REQUIREMENT: Give back the entire listing verbatim.

=== DATA ===

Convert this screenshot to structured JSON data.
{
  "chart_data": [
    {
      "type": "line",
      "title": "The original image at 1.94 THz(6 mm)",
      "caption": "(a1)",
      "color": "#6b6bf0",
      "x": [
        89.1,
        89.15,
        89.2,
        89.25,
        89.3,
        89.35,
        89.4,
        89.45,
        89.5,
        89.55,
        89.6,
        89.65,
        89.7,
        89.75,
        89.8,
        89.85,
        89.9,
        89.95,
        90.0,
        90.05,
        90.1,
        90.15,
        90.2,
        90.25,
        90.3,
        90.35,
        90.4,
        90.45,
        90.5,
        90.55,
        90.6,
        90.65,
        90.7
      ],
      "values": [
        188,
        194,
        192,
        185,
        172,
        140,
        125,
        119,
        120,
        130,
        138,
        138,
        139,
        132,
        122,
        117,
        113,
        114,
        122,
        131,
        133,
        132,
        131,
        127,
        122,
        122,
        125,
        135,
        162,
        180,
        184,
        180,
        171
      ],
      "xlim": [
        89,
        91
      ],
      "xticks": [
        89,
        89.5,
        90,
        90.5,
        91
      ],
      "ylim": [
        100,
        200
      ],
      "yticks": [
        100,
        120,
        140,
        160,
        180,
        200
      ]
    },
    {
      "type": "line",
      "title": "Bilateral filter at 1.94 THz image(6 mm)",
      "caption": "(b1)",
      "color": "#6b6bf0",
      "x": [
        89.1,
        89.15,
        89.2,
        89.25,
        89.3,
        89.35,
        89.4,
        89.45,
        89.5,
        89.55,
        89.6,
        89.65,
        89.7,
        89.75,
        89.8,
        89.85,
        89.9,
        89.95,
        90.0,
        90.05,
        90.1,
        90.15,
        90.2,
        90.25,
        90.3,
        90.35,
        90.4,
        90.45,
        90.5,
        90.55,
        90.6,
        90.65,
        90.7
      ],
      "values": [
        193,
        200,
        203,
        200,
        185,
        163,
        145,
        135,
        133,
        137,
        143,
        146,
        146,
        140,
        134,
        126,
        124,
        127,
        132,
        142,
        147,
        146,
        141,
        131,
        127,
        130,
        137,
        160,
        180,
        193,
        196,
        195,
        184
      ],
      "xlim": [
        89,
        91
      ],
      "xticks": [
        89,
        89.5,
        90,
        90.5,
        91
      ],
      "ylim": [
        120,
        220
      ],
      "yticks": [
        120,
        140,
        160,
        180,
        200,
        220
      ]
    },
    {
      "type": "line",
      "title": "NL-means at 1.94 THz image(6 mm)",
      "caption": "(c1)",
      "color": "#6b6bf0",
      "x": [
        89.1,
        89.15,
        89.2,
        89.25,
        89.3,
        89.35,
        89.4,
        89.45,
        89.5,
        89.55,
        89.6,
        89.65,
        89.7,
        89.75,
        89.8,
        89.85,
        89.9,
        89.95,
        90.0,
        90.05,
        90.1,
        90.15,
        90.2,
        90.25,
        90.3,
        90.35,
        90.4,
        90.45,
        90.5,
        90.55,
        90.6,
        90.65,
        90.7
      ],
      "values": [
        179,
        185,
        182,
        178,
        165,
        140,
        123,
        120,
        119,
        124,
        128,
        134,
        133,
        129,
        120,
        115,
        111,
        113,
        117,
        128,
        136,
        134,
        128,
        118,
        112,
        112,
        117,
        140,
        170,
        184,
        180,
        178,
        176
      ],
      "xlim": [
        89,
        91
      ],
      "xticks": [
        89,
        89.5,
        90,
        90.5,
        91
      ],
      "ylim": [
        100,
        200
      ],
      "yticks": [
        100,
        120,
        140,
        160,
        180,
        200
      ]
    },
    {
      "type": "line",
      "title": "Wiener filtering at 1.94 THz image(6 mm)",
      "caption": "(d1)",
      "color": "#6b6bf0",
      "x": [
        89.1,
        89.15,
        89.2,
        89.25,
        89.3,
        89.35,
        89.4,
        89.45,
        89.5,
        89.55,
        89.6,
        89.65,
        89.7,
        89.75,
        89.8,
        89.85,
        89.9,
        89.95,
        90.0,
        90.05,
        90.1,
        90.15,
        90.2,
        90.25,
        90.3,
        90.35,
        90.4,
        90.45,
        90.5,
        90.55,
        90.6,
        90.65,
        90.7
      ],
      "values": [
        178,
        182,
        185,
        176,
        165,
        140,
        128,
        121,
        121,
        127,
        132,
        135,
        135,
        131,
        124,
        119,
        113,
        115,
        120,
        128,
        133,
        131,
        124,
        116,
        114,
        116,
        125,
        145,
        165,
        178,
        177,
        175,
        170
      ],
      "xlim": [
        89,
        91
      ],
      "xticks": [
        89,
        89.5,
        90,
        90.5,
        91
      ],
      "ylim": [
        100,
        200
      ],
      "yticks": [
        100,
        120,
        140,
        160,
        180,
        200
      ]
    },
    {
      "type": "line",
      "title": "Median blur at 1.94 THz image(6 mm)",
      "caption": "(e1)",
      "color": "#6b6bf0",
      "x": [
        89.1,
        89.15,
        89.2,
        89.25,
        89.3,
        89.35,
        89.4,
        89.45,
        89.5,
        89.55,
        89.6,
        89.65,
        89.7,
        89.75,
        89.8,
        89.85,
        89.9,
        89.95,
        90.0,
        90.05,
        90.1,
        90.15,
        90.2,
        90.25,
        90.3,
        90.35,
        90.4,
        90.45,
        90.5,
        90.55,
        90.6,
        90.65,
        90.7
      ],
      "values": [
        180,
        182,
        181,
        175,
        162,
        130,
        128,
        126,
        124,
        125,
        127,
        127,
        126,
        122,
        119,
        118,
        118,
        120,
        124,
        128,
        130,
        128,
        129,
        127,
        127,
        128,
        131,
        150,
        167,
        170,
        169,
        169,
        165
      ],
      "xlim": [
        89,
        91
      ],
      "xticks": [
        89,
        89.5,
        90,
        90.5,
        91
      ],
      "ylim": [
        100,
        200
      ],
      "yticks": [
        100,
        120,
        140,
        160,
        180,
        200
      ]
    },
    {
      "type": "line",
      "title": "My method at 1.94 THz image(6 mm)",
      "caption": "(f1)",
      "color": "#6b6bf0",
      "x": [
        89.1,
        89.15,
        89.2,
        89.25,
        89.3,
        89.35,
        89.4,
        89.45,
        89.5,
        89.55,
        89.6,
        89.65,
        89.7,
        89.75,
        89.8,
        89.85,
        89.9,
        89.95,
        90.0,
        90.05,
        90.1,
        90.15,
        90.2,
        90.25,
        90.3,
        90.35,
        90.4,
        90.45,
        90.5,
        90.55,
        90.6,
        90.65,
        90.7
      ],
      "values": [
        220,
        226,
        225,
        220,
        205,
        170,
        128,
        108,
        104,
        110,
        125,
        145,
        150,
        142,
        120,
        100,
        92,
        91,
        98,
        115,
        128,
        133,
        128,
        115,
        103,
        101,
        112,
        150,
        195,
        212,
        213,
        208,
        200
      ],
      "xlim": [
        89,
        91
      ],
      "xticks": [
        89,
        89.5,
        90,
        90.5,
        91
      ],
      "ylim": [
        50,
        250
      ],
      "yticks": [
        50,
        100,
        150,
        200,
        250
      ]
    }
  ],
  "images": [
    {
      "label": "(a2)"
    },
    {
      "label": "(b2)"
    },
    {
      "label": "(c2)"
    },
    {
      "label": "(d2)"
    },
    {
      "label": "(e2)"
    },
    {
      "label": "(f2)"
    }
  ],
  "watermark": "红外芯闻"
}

===

FINAL RESULT:
Convert this screenshot to structured JSON data.
{
  "chart_data": [
    {
      "type": "line",
      "title": "The original image at 1.94 THz(6 mm)",
      "caption": "(a1)",
      "color": "#6b6bf0",
      "x": [
        89.1,
        89.15,
        89.2,
        89.25,
        89.3,
        89.35,
        89.4,
        89.45,
        89.5,
        89.55,
        89.6,
        89.65,
        89.7,
        89.75,
        89.8,
        89.85,
        89.9,
        89.95,
        90.0,
        90.05,
        90.1,
        90.15,
        90.2,
        90.25,
        90.3,
        90.35,
        90.4,
        90.45,
        90.5,
        90.55,
        90.6,
        90.65,
        90.7
      ],
      "values": [
        188,
        194,
        192,
        185,
        172,
        140,
        125,
        119,
        120,
        130,
        138,
        138,
        139,
        132,
        122,
        117,
        113,
        114,
        122,
        131,
        133,
        132,
        131,
        127,
        122,
        122,
        125,
        135,
        162,
        180,
        184,
        180,
        171
      ],
      "xlim": [
        89,
        91
      ],
      "xticks": [
        89,
        89.5,
        90,
        90.5,
        91
      ],
      "ylim": [
        100,
        200
      ],
      "yticks": [
        100,
        120,
        140,
        160,
        180,
        200
      ]
    },
    {
      "type": "line",
      "title": "Bilateral filter at 1.94 THz image(6 mm)",
      "caption": "(b1)",
      "color": "#6b6bf0",
      "x": [
        89.1,
        89.15,
        89.2,
        89.25,
        89.3,
        89.35,
        89.4,
        89.45,
        89.5,
        89.55,
        89.6,
        89.65,
        89.7,
        89.75,
        89.8,
        89.85,
        89.9,
        89.95,
        90.0,
        90.05,
        90.1,
        90.15,
        90.2,
        90.25,
        90.3,
        90.35,
        90.4,
        90.45,
        90.5,
        90.55,
        90.6,
        90.65,
        90.7
      ],
      "values": [
        193,
        200,
        203,
        200,
        185,
        163,
        145,
        135,
        133,
        137,
        143,
        146,
        146,
        140,
        134,
        126,
        124,
        127,
        132,
        142,
        147,
        146,
        141,
        131,
        127,
        130,
        137,
        160,
        180,
        193,
        196,
        195,
        184
      ],
      "xlim": [
        89,
        91
      ],
      "xticks": [
        89,
        89.5,
        90,
        90.5,
        91
      ],
      "ylim": [
        120,
        220
      ],
      "yticks": [
        120,
        140,
        160,
        180,
        200,
        220
      ]
    },
    {
      "type": "line",
      "title": "NL-means at 1.94 THz image(6 mm)",
      "caption": "(c1)",
      "color": "#6b6bf0",
      "x": [
        89.1,
        89.15,
        89.2,
        89.25,
        89.3,
        89.35,
        89.4,
        89.45,
        89.5,
        89.55,
        89.6,
        89.65,
        89.7,
        89.75,
        89.8,
        89.85,
        89.9,
        89.95,
        90.0,
        90.05,
        90.1,
        90.15,
        90.2,
        90.25,
        90.3,
        90.35,
        90.4,
        90.45,
        90.5,
        90.55,
        90.6,
        90.65,
        90.7
      ],
      "values": [
        179,
        185,
        182,
        178,
        165,
        140,
        123,
        120,
        119,
        124,
        128,
        134,
        133,
        129,
        120,
        115,
        111,
        113,
        117,
        128,
        136,
        134,
        128,
        118,
        112,
        112,
        117,
        140,
        170,
        184,
        180,
        178,
        176
      ],
      "xlim": [
        89,
        91
      ],
      "xticks": [
        89,
        89.5,
        90,
        90.5,
        91
      ],
      "ylim": [
        100,
        200
      ],
      "yticks": [
        100,
        120,
        140,
        160,
        180,
        200
      ]
    },
    {
      "type": "line",
      "title": "Wiener filtering at 1.94 THz image(6 mm)",
      "caption": "(d1)",
      "color": "#6b6bf0",
      "x": [
        89.1,
        89.15,
        89.2,
        89.25,
        89.3,
        89.35,
        89.4,
        89.45,
        89.5,
        89.55,
        89.6,
        89.65,
        89.7,
        89.75,
        89.8,
        89.85,
        89.9,
        89.95,
        90.0,
        90.05,
        90.1,
        90.15,
        90.2,
        90.25,
        90.3,
        90.35,
        90.4,
        90.45,
        90.5,
        90.55,
        90.6,
        90.65,
        90.7
      ],
      "values": [
        178,
        182,
        185,
        176,
        165,
        140,
        128,
        121,
        121,
        127,
        132,
        135,
        135,
        131,
        124,
        119,
        113,
        115,
        120,
        128,
        133,
        131,
        124,
        116,
        114,
        116,
        125,
        145,
        165,
        178,
        177,
        175,
        170
      ],
      "xlim": [
        89,
        91
      ],
      "xticks": [
        89,
        89.5,
        90,
        90.5,
        91
      ],
      "ylim": [
        100,
        200
      ],
      "yticks": [
        100,
        120,
        140,
        160,
        180,
        200
      ]
    },
    {
      "type": "line",
      "title": "Median blur at 1.94 THz image(6 mm)",
      "caption": "(e1)",
      "color": "#6b6bf0",
      "x": [
        89.1,
        89.15,
        89.2,
        89.25,
        89.3,
        89.35,
        89.4,
        89.45,
        89.5,
        89.55,
        89.6,
        89.65,
        89.7,
        89.75,
        89.8,
        89.85,
        89.9,
        89.95,
        90.0,
        90.05,
        90.1,
        90.15,
        90.2,
        90.25,
        90.3,
        90.35,
        90.4,
        90.45,
        90.5,
        90.55,
        90.6,
        90.65,
        90.7
      ],
      "values": [
        180,
        182,
        181,
        175,
        162,
        130,
        128,
        126,
        124,
        125,
        127,
        127,
        126,
        122,
        119,
        118,
        118,
        120,
        124,
        128,
        130,
        128,
        129,
        127,
        127,
        128,
        131,
        150,
        167,
        170,
        169,
        169,
        165
      ],
      "xlim": [
        89,
        91
      ],
      "xticks": [
        89,
        89.5,
        90,
        90.5,
        91
      ],
      "ylim": [
        100,
        200
      ],
      "yticks": [
        100,
        120,
        140,
        160,
        180,
        200
      ]
    },
    {
      "type": "line",
      "title": "My method at 1.94 THz image(6 mm)",
      "caption": "(f1)",
      "color": "#6b6bf0",
      "x": [
        89.1,
        89.15,
        89.2,
        89.25,
        89.3,
        89.35,
        89.4,
        89.45,
        89.5,
        89.55,
        89.6,
        89.65,
        89.7,
        89.75,
        89.8,
        89.85,
        89.9,
        89.95,
        90.0,
        90.05,
        90.1,
        90.15,
        90.2,
        90.25,
        90.3,
        90.35,
        90.4,
        90.45,
        90.5,
        90.55,
        90.6,
        90.65,
        90.7
      ],
      "values": [
        220,
        226,
        225,
        220,
        205,
        170,
        128,
        108,
        104,
        110,
        125,
        145,
        150,
        142,
        120,
        100,
        92,
        91,
        98,
        115,
        128,
        133,
        128,
        115,
        103,
        101,
        112,
        150,
        195,
        212,
        213,
        208,
        200
      ],
      "xlim": [
        89,
        91
      ],
      "xticks": [
        89,
        89.5,
        90,
        90.5,
        91
      ],
      "ylim": [
        50,
        250
      ],
      "yticks": [
        50,
        100,
        150,
        200,
        250
      ]
    }
  ],
  "images": [
    {
      "label": "(a2)"
    },
    {
      "label": "(b2)"
    },
    {
      "label": "(c2)"
    },
    {
      "label": "(d2)"
    },
    {
      "label": "(e2)"
    },
    {
      "label": "(f2)"
    }
  ],
  "watermark": "红外芯闻"
}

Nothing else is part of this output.